--- start of Excerpt ---
A head may refuse to disclose a record,

(a) that is subject to solicitor-client privilege;

(b) that was prepared by or for Crown counsel for use in giving legal advice or in contemplation of or for use in litigation;

[10] Section 19 contains two branches; a common law privilege and a statutory privilege. The institution must establish that one or the other (or both) branches apply. I will begin with the common law privilege.

Branch 1: common law privilege

[11] Branch 1 of the section 19 exemption appears in section 19(a) and encompasses two heads of privilege, as derived from the common law: (i) solicitor-client communication privilege; and (ii) litigation privilege. In order for branch 1 of section 19 to apply, the institution must establish that one or the other, or both, of these heads of privilege apply to the records at issue.2

Solicitor-client communication privilege

[12] Solicitor-client communication privilege protects direct communications of a confidential nature between a solicitor and client, or their agents or employees, made for the purpose of obtaining or giving professional legal advice.3

[13] The rationale for this privilege is to ensure that a client may confide in his or her lawyer on a legal matter without reservation.4

[14] The privilege applies to a continuum of communications between a solicitor and client:

. . . Where information is passed by the solicitor or client to the other as part of the continuum aimed at keeping both informed so that advice may be sought and given as required, privilege will attach.5

[15] The privilege may also apply to the legal advisor’s working papers directly related to seeking, formulating or giving legal advice.6

[16] Confidentiality is an essential component of the privilege. Therefore, the ministry must demonstrate that the communication was made in confidence, either expressly or by implication.7

Litigation privilege

[17] Litigation privilege protects records created for the dominant purpose of litigation, actual or reasonably contemplated.8

The ministry’s representations

[18] The ministry begins by reviewing the records and the application of the section 19 exemption generally. It states:

The Ministry is denying access to handwritten notes, emails and various attachments, including Briefing Notes, a presentation and a House Book Note, created by or for counsel within various ministries and staff. The emails and attachments contain discussions regarding the status of ongoing litigation against Ontario and recommendations and advice on the various settlement options provided to the Minister of Infrastructure (the Minister) and/or Cabinet.
--- end of Excerpt ---
What to do:
a – In the section 19 excerpt, what does litigation privilege protect?
b – Write out the part of the section 19 excerpt starting at "[10] Section 19" and ending at "common law privilege.".
--- start of Information provided ---
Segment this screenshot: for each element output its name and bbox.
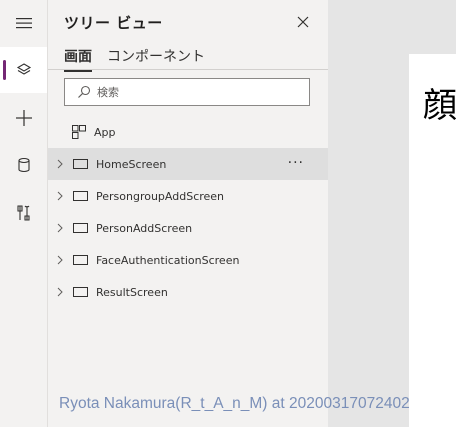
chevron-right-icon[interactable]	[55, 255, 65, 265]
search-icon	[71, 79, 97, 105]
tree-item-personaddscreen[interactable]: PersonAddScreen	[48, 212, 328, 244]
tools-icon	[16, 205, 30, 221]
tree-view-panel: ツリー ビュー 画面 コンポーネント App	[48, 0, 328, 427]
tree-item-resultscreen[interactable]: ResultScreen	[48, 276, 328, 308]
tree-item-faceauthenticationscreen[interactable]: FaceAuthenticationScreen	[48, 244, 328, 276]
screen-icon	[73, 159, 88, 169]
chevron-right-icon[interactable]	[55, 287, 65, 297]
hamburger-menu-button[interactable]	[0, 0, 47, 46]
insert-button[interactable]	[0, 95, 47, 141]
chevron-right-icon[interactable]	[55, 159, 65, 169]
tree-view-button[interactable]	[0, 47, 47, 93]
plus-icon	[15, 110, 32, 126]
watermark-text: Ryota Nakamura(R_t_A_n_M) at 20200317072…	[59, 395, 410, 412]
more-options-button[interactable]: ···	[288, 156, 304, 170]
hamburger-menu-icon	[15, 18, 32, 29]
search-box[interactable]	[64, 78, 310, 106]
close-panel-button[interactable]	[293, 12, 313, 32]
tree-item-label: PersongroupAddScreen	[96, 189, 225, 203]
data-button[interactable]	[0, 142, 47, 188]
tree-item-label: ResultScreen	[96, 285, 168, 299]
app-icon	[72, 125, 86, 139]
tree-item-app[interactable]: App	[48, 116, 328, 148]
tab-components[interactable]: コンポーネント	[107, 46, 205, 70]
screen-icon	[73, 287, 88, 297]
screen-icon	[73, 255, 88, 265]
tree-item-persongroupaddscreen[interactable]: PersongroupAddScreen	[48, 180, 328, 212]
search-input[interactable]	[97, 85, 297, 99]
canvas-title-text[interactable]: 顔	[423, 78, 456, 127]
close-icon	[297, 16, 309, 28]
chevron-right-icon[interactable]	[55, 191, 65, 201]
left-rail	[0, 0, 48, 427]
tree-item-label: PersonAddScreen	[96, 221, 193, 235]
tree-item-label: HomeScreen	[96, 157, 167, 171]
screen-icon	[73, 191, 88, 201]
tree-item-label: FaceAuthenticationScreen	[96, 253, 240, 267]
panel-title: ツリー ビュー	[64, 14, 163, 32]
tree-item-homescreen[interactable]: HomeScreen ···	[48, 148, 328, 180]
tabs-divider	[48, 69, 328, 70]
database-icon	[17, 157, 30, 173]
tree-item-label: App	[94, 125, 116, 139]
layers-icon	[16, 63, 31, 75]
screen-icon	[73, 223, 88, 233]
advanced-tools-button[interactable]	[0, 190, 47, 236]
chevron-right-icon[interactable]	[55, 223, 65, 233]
--- end of Information provided ---
Worked answers:
a – Records created for the dominant purpose of litigation, actual or reasonably contemplated.

b –
[10] Section 19 contains two branches; a common law privilege and a statutory privilege. The institution must establish that one or the other (or both) branches apply. I will begin with the common law privilege.